#### Instruction:
Examine the entries and show every line in which the word "background" is found.
## BEGIN Data to process
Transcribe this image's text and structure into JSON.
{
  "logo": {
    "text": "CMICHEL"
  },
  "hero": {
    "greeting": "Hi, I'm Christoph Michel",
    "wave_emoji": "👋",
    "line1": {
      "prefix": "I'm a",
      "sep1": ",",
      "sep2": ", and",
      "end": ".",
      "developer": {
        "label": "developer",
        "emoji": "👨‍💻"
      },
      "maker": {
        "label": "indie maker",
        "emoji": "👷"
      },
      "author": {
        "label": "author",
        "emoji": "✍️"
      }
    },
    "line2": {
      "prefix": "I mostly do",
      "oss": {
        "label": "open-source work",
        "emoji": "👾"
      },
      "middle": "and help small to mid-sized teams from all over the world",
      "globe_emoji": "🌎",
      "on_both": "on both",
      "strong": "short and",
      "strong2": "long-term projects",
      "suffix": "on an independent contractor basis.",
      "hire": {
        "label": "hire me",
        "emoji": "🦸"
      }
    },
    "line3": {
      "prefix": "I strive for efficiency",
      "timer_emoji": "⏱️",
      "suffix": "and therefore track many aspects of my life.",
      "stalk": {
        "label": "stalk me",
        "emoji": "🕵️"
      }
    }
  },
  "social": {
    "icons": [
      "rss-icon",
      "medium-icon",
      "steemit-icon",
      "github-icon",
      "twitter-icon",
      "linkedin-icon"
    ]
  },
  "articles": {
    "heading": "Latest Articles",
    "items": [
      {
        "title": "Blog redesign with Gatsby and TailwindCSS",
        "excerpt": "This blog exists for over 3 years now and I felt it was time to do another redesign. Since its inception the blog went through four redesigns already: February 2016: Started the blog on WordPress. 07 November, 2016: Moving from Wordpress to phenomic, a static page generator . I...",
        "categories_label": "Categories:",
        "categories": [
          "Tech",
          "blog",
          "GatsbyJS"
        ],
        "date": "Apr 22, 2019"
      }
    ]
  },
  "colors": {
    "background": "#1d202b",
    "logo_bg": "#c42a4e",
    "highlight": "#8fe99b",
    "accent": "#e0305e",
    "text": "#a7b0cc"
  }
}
## END Data to process
## BEGIN Data to process
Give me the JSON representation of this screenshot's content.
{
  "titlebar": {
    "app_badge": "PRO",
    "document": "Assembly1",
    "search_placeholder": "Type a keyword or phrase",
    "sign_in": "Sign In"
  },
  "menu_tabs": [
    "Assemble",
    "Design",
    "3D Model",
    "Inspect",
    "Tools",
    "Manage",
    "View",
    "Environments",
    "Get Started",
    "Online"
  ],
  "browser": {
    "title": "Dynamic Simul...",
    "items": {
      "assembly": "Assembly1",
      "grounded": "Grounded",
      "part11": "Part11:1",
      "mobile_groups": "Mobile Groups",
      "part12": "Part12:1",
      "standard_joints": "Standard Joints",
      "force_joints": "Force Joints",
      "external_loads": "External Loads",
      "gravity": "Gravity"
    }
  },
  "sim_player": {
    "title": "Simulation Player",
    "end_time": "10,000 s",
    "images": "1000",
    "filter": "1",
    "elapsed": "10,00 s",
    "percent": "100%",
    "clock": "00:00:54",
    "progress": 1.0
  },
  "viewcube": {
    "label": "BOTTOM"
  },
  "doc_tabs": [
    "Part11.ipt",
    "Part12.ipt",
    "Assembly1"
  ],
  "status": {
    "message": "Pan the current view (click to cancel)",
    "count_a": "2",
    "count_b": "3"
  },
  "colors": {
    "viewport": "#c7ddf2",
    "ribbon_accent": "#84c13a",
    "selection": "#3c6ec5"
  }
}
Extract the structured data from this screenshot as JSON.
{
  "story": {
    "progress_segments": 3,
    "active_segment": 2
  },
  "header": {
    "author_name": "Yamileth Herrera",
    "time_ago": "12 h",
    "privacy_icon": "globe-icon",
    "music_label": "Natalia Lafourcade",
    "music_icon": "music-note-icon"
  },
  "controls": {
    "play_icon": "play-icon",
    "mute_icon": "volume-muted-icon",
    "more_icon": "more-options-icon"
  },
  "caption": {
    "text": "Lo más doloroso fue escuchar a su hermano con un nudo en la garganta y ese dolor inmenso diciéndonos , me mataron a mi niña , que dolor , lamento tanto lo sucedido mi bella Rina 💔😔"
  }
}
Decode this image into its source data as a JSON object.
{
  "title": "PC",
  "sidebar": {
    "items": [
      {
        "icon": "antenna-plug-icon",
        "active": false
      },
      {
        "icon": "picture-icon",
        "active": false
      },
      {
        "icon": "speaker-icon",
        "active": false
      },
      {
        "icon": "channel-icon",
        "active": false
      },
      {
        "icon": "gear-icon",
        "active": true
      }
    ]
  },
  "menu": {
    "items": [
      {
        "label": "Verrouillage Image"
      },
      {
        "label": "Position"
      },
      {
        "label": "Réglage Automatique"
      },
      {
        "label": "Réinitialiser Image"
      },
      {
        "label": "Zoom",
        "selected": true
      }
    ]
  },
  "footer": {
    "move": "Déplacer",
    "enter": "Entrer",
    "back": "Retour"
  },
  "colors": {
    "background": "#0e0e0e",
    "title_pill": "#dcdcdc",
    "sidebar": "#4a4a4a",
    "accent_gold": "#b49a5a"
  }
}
## END Data to process
## BEGIN Data to process
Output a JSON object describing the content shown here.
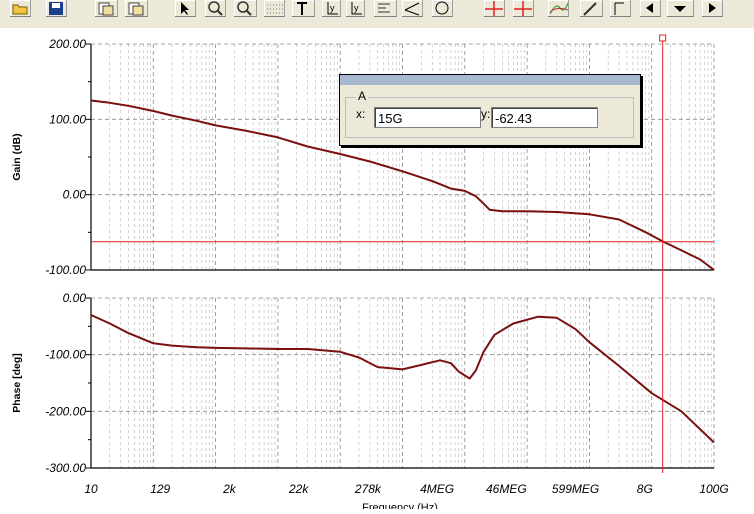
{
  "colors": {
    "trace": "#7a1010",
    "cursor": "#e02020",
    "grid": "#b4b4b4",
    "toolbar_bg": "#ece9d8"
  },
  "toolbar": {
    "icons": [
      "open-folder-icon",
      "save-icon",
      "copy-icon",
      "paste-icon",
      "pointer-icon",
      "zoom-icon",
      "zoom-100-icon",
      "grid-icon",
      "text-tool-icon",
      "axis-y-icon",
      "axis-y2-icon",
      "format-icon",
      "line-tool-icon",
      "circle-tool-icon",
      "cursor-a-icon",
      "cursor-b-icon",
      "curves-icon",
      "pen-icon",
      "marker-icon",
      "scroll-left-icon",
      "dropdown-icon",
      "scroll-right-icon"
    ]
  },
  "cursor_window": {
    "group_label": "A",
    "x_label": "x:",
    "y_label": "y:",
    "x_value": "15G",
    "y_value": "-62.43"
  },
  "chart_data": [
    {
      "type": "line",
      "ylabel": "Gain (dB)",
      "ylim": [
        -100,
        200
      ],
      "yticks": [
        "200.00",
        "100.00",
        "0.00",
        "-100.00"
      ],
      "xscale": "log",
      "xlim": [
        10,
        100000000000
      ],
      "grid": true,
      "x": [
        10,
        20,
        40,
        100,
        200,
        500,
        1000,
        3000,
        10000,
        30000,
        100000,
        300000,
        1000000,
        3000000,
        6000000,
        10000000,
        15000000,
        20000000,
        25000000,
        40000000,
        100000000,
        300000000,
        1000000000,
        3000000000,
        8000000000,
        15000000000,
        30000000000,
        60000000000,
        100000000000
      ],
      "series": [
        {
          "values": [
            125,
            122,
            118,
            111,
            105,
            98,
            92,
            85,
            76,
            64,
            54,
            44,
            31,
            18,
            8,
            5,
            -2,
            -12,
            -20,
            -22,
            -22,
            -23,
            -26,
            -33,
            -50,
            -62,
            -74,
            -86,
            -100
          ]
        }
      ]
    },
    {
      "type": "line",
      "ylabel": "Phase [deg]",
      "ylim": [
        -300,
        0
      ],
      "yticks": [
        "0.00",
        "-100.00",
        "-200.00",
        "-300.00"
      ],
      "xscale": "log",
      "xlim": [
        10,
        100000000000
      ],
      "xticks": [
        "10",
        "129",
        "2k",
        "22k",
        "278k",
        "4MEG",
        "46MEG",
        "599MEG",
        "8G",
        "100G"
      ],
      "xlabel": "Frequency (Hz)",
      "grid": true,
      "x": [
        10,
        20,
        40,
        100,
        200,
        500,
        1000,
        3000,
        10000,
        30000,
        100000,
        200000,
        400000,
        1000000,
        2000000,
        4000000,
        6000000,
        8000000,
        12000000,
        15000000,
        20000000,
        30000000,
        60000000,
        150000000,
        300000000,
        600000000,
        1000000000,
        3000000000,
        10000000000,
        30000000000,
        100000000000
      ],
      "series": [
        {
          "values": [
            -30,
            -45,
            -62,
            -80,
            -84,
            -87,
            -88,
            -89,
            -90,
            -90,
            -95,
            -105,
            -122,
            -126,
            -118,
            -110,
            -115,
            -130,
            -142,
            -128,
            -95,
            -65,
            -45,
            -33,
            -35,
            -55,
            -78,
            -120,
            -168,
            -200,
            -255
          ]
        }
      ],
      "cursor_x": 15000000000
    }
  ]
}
## END Data to process
#### Exercise solution:
    "background": "#1d202b",
    "background": "#0e0e0e",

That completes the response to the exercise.